* _Written request_:
Print all the entries verbatim.

===== Data entries =====

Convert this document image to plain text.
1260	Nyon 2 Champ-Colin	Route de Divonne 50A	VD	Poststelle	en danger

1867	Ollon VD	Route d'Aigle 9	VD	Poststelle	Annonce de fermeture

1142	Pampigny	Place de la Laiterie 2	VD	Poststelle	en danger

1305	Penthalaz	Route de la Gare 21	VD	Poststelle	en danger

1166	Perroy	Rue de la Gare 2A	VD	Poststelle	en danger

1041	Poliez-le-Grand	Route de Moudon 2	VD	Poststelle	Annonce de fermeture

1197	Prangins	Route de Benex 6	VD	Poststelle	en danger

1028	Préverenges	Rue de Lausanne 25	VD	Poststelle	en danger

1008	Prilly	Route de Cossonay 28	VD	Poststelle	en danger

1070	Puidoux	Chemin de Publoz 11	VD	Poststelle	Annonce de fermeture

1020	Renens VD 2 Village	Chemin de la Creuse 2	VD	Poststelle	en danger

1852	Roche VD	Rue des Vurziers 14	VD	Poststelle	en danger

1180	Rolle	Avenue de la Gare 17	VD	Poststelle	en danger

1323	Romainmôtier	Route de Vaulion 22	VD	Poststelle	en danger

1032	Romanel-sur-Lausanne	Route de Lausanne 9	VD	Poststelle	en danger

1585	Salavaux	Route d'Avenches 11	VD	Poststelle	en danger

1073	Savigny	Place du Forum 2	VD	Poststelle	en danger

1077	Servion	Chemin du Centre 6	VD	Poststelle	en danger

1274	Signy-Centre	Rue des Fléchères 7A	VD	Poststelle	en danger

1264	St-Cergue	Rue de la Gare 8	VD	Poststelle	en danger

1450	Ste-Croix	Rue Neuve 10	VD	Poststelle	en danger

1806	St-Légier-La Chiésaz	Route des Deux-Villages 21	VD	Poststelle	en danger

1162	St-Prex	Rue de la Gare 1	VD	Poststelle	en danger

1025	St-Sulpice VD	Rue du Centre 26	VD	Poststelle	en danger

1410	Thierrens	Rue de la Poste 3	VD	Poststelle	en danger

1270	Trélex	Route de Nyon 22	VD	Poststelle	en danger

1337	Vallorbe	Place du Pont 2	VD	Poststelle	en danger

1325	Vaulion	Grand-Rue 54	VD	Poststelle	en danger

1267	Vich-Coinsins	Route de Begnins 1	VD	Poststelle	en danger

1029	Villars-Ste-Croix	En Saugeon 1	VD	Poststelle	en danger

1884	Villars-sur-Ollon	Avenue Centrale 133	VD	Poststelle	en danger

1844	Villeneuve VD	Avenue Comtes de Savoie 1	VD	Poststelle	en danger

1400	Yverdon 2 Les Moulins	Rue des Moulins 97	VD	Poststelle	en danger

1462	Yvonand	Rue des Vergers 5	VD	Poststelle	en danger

=====

* _Response to this exercise_:
Convert this document image to plain text.
1260	Nyon 2 Champ-Colin	Route de Divonne 50A	VD	Poststelle	en danger

1867	Ollon VD	Route d'Aigle 9	VD	Poststelle	Annonce de fermeture

1142	Pampigny	Place de la Laiterie 2	VD	Poststelle	en danger

1305	Penthalaz	Route de la Gare 21	VD	Poststelle	en danger

1166	Perroy	Rue de la Gare 2A	VD	Poststelle	en danger

1041	Poliez-le-Grand	Route de Moudon 2	VD	Poststelle	Annonce de fermeture

1197	Prangins	Route de Benex 6	VD	Poststelle	en danger

1028	Préverenges	Rue de Lausanne 25	VD	Poststelle	en danger

1008	Prilly	Route de Cossonay 28	VD	Poststelle	en danger

1070	Puidoux	Chemin de Publoz 11	VD	Poststelle	Annonce de fermeture

1020	Renens VD 2 Village	Chemin de la Creuse 2	VD	Poststelle	en danger

1852	Roche VD	Rue des Vurziers 14	VD	Poststelle	en danger

1180	Rolle	Avenue de la Gare 17	VD	Poststelle	en danger

1323	Romainmôtier	Route de Vaulion 22	VD	Poststelle	en danger

1032	Romanel-sur-Lausanne	Route de Lausanne 9	VD	Poststelle	en danger

1585	Salavaux	Route d'Avenches 11	VD	Poststelle	en danger

1073	Savigny	Place du Forum 2	VD	Poststelle	en danger

1077	Servion	Chemin du Centre 6	VD	Poststelle	en danger

1274	Signy-Centre	Rue des Fléchères 7A	VD	Poststelle	en danger

1264	St-Cergue	Rue de la Gare 8	VD	Poststelle	en danger

1450	Ste-Croix	Rue Neuve 10	VD	Poststelle	en danger

1806	St-Légier-La Chiésaz	Route des Deux-Villages 21	VD	Poststelle	en danger

1162	St-Prex	Rue de la Gare 1	VD	Poststelle	en danger

1025	St-Sulpice VD	Rue du Centre 26	VD	Poststelle	en danger

1410	Thierrens	Rue de la Poste 3	VD	Poststelle	en danger

1270	Trélex	Route de Nyon 22	VD	Poststelle	en danger

1337	Vallorbe	Place du Pont 2	VD	Poststelle	en danger

1325	Vaulion	Grand-Rue 54	VD	Poststelle	en danger

1267	Vich-Coinsins	Route de Begnins 1	VD	Poststelle	en danger

1029	Villars-Ste-Croix	En Saugeon 1	VD	Poststelle	en danger

1884	Villars-sur-Ollon	Avenue Centrale 133	VD	Poststelle	en danger

1844	Villeneuve VD	Avenue Comtes de Savoie 1	VD	Poststelle	en danger

1400	Yverdon 2 Les Moulins	Rue des Moulins 97	VD	Poststelle	en danger

1462	Yvonand	Rue des Vergers 5	VD	Poststelle	en danger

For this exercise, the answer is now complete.